**What you will do:** Filter the entries that follow, copying every line in which the word "Marinha" appears.

**Entries shown:**
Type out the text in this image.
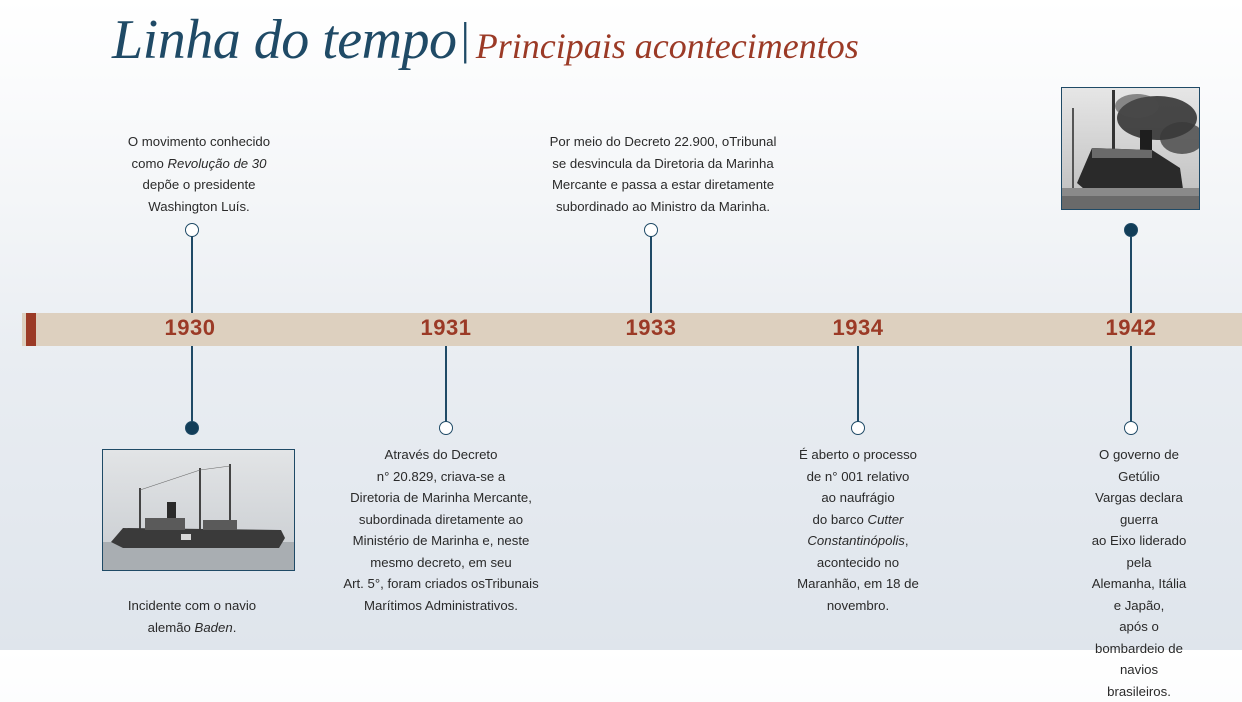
Linha do tempo| Principais acontecimentos
1930	1931	1933	1934	1942
O movimento conhecido
como Revolução de 30
depõe o presidente
Washington Luís.
Por meio do Decreto 22.900, oTribunal
se desvincula da Diretoria da Marinha
Mercante e passa a estar diretamente
subordinado ao Ministro da Marinha.
Incidente com o navio
alemão Baden.
Através do Decreto
n° 20.829, criava-se a
Diretoria de Marinha Mercante,
subordinada diretamente ao
Ministério de Marinha e, neste
mesmo decreto, em seu
Art. 5°, foram criados osTribunais
Marítimos Administrativos.
É aberto o processo
de n° 001 relativo
ao naufrágio
do barco Cutter
Constantinópolis,
acontecido no
Maranhão, em 18 de
novembro.
O governo de Getúlio
Vargas declara guerra
ao Eixo liderado pela
Alemanha, Itália e Japão,
após o bombardeio de
navios brasileiros.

**Task answer:**
se desvincula da Diretoria da Marinha
subordinado ao Ministro da Marinha.
Diretoria de Marinha Mercante,
Ministério de Marinha e, neste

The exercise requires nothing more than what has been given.